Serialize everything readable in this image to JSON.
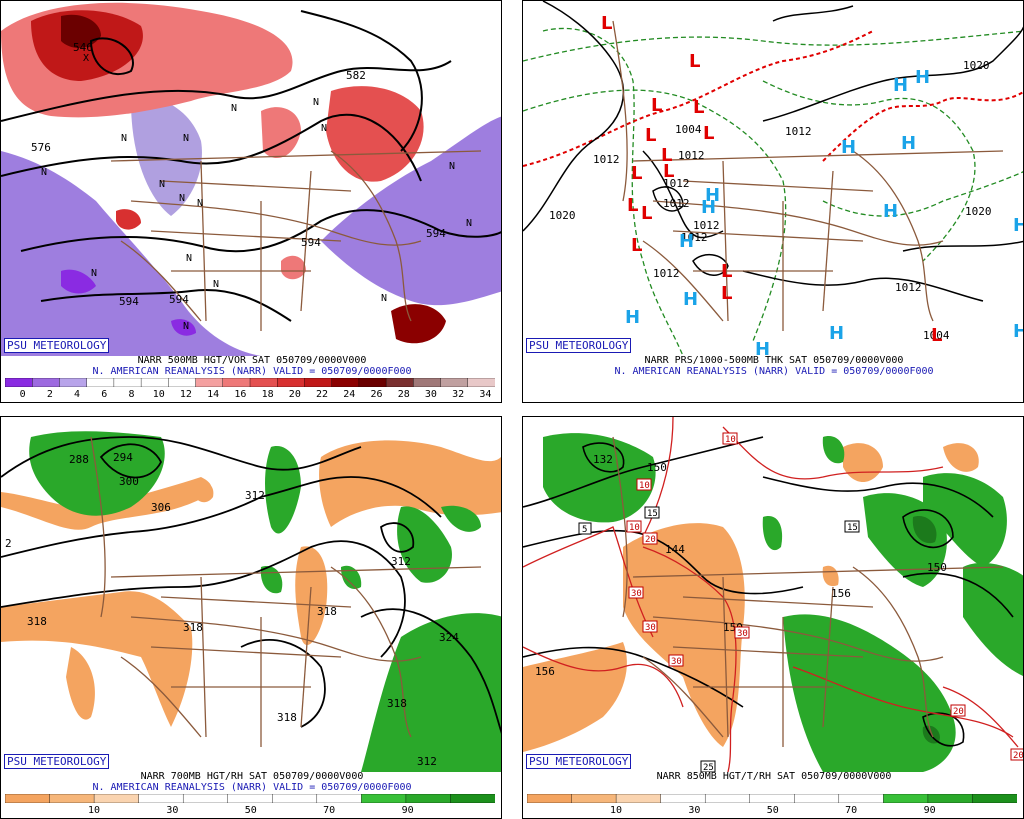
{
  "panels": [
    {
      "tag": "PSU METEOROLOGY",
      "line1": "NARR 500MB HGT/VOR SAT 050709/0000V000",
      "line2": "N. AMERICAN REANALYSIS (NARR) VALID = 050709/0000F000",
      "colorbar": {
        "colors": [
          "#8a2be2",
          "#9d6ae0",
          "#b8a4ea",
          "#ffffff",
          "#ffffff",
          "#ffffff",
          "#ffffff",
          "#f4a0a0",
          "#ee7878",
          "#e45050",
          "#d83030",
          "#c01818",
          "#8b0000",
          "#6b0000",
          "#7a3030",
          "#a07878",
          "#c0a0a0",
          "#e8c8c8"
        ],
        "labels": [
          "0",
          "2",
          "4",
          "6",
          "8",
          "10",
          "12",
          "14",
          "16",
          "18",
          "20",
          "22",
          "24",
          "26",
          "28",
          "30",
          "32",
          "34"
        ]
      },
      "contour_labels": [
        "546",
        "582",
        "576",
        "594",
        "594",
        "594",
        "594"
      ],
      "marker_labels": [
        "N",
        "N",
        "N",
        "N",
        "N",
        "N",
        "N",
        "N",
        "N",
        "N",
        "N",
        "N",
        "N",
        "N",
        "N",
        "N",
        "X"
      ]
    },
    {
      "tag": "PSU METEOROLOGY",
      "line1": "NARR PRS/1000-500MB THK SAT 050709/0000V000",
      "line2": "N. AMERICAN REANALYSIS (NARR) VALID = 050709/0000F000",
      "contour_labels": [
        "1020",
        "1012",
        "1012",
        "1012",
        "1012",
        "1012",
        "1012",
        "1020",
        "1012",
        "1004",
        "1012",
        "1012",
        "1004",
        "1020"
      ],
      "high_symbol": "H",
      "low_symbol": "L"
    },
    {
      "tag": "PSU METEOROLOGY",
      "line1": "NARR 700MB HGT/RH SAT 050709/0000V000",
      "line2": "N. AMERICAN REANALYSIS (NARR) VALID = 050709/0000F000",
      "colorbar": {
        "colors": [
          "#f4a460",
          "#f6b67a",
          "#fad4b0",
          "#ffffff",
          "#ffffff",
          "#ffffff",
          "#ffffff",
          "#ffffff",
          "#38c038",
          "#2aa82a",
          "#1c901c"
        ],
        "labels": [
          "10",
          "30",
          "50",
          "70",
          "90"
        ]
      },
      "contour_labels": [
        "288",
        "294",
        "300",
        "306",
        "312",
        "318",
        "318",
        "318",
        "318",
        "324",
        "318",
        "312",
        "312",
        "2"
      ]
    },
    {
      "tag": "PSU METEOROLOGY",
      "line1": "NARR 850MB HGT/T/RH SAT 050709/0000V000",
      "colorbar": {
        "colors": [
          "#f4a460",
          "#f6b67a",
          "#fad4b0",
          "#ffffff",
          "#ffffff",
          "#ffffff",
          "#ffffff",
          "#ffffff",
          "#38c038",
          "#2aa82a",
          "#1c901c"
        ],
        "labels": [
          "10",
          "30",
          "50",
          "70",
          "90"
        ]
      },
      "contour_labels": [
        "132",
        "144",
        "150",
        "156",
        "156",
        "150",
        "150"
      ],
      "temp_labels": [
        "10",
        "10",
        "10",
        "15",
        "15",
        "5",
        "20",
        "30",
        "30",
        "30",
        "25",
        "20",
        "20",
        "30"
      ]
    }
  ]
}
· · · · ·
● **WHAT YOU ARE ASKED TO DO**
Restate the whole of the material word for word without the pictures.

● **COMPLETE RESPONSE**
Serialize everything readable in this image to JSON.
{
  "panels": [
    {
      "tag": "PSU METEOROLOGY",
      "line1": "NARR 500MB HGT/VOR SAT 050709/0000V000",
      "line2": "N. AMERICAN REANALYSIS (NARR) VALID = 050709/0000F000",
      "colorbar": {
        "colors": [
          "#8a2be2",
          "#9d6ae0",
          "#b8a4ea",
          "#ffffff",
          "#ffffff",
          "#ffffff",
          "#ffffff",
          "#f4a0a0",
          "#ee7878",
          "#e45050",
          "#d83030",
          "#c01818",
          "#8b0000",
          "#6b0000",
          "#7a3030",
          "#a07878",
          "#c0a0a0",
          "#e8c8c8"
        ],
        "labels": [
          "0",
          "2",
          "4",
          "6",
          "8",
          "10",
          "12",
          "14",
          "16",
          "18",
          "20",
          "22",
          "24",
          "26",
          "28",
          "30",
          "32",
          "34"
        ]
      },
      "contour_labels": [
        "546",
        "582",
        "576",
        "594",
        "594",
        "594",
        "594"
      ],
      "marker_labels": [
        "N",
        "N",
        "N",
        "N",
        "N",
        "N",
        "N",
        "N",
        "N",
        "N",
        "N",
        "N",
        "N",
        "N",
        "N",
        "N",
        "X"
      ]
    },
    {
      "tag": "PSU METEOROLOGY",
      "line1": "NARR PRS/1000-500MB THK SAT 050709/0000V000",
      "line2": "N. AMERICAN REANALYSIS (NARR) VALID = 050709/0000F000",
      "contour_labels": [
        "1020",
        "1012",
        "1012",
        "1012",
        "1012",
        "1012",
        "1012",
        "1020",
        "1012",
        "1004",
        "1012",
        "1012",
        "1004",
        "1020"
      ],
      "high_symbol": "H",
      "low_symbol": "L"
    },
    {
      "tag": "PSU METEOROLOGY",
      "line1": "NARR 700MB HGT/RH SAT 050709/0000V000",
      "line2": "N. AMERICAN REANALYSIS (NARR) VALID = 050709/0000F000",
      "colorbar": {
        "colors": [
          "#f4a460",
          "#f6b67a",
          "#fad4b0",
          "#ffffff",
          "#ffffff",
          "#ffffff",
          "#ffffff",
          "#ffffff",
          "#38c038",
          "#2aa82a",
          "#1c901c"
        ],
        "labels": [
          "10",
          "30",
          "50",
          "70",
          "90"
        ]
      },
      "contour_labels": [
        "288",
        "294",
        "300",
        "306",
        "312",
        "318",
        "318",
        "318",
        "318",
        "324",
        "318",
        "312",
        "312",
        "2"
      ]
    },
    {
      "tag": "PSU METEOROLOGY",
      "line1": "NARR 850MB HGT/T/RH SAT 050709/0000V000",
      "colorbar": {
        "colors": [
          "#f4a460",
          "#f6b67a",
          "#fad4b0",
          "#ffffff",
          "#ffffff",
          "#ffffff",
          "#ffffff",
          "#ffffff",
          "#38c038",
          "#2aa82a",
          "#1c901c"
        ],
        "labels": [
          "10",
          "30",
          "50",
          "70",
          "90"
        ]
      },
      "contour_labels": [
        "132",
        "144",
        "150",
        "156",
        "156",
        "150",
        "150"
      ],
      "temp_labels": [
        "10",
        "10",
        "10",
        "15",
        "15",
        "5",
        "20",
        "30",
        "30",
        "30",
        "25",
        "20",
        "20",
        "30"
      ]
    }
  ]
}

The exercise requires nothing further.